### Requirement:
Using the data below, copy each line that includes the word "Latency".

Records from a data collection:
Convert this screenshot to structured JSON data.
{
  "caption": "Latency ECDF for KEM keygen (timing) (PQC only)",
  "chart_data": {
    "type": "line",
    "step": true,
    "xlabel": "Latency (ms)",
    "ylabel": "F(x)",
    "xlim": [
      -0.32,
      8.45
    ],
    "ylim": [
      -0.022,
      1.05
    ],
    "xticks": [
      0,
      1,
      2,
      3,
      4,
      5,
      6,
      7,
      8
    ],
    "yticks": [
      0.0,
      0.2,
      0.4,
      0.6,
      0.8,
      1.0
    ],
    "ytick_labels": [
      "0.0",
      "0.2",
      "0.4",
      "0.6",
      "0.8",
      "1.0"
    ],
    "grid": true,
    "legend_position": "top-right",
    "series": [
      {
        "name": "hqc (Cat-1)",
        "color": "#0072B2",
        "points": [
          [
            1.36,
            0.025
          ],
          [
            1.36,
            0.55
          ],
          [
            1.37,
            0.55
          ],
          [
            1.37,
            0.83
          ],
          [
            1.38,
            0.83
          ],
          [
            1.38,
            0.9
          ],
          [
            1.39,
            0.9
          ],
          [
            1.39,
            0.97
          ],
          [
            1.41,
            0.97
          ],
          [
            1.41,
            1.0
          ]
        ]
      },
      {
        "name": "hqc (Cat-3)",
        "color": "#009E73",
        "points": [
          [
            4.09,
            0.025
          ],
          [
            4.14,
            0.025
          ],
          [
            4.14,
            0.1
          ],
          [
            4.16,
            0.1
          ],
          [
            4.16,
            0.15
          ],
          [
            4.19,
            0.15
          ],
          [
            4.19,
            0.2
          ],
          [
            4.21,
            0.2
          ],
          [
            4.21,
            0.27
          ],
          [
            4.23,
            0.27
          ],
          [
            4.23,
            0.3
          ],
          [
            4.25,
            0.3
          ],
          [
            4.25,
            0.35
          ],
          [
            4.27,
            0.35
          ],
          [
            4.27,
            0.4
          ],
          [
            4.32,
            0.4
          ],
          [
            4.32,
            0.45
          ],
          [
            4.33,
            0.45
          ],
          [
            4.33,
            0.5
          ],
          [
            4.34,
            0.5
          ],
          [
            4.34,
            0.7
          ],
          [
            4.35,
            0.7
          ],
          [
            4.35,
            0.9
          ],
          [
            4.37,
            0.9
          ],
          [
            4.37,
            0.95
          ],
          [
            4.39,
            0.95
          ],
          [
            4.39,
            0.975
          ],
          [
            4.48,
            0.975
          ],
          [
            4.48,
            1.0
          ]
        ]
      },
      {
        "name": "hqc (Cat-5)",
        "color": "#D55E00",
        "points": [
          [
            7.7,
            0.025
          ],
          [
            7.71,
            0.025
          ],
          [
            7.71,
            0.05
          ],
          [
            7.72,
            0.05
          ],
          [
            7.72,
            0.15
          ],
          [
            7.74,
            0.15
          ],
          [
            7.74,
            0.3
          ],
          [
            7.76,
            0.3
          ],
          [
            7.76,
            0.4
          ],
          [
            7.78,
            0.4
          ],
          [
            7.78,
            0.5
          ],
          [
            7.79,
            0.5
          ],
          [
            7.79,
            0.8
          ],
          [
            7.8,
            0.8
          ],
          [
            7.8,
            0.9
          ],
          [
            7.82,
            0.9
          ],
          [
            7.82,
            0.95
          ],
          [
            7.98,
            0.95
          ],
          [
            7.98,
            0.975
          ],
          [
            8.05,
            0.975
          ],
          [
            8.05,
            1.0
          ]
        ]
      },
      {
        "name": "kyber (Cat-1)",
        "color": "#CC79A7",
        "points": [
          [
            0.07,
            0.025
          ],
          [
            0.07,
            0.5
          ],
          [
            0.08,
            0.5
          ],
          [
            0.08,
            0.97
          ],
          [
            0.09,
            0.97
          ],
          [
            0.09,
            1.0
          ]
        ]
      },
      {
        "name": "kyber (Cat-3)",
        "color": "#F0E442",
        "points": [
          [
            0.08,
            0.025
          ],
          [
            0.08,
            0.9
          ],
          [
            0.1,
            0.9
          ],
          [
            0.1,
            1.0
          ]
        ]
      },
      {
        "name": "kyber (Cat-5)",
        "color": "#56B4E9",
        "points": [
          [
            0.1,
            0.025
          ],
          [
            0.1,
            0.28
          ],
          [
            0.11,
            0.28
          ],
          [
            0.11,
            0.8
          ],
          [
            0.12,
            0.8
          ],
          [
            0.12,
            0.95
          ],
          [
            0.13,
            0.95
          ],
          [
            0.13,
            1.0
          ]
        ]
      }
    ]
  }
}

### Result:
  "caption": "Latency ECDF for KEM keygen (timing) (PQC only)",
    "xlabel": "Latency (ms)",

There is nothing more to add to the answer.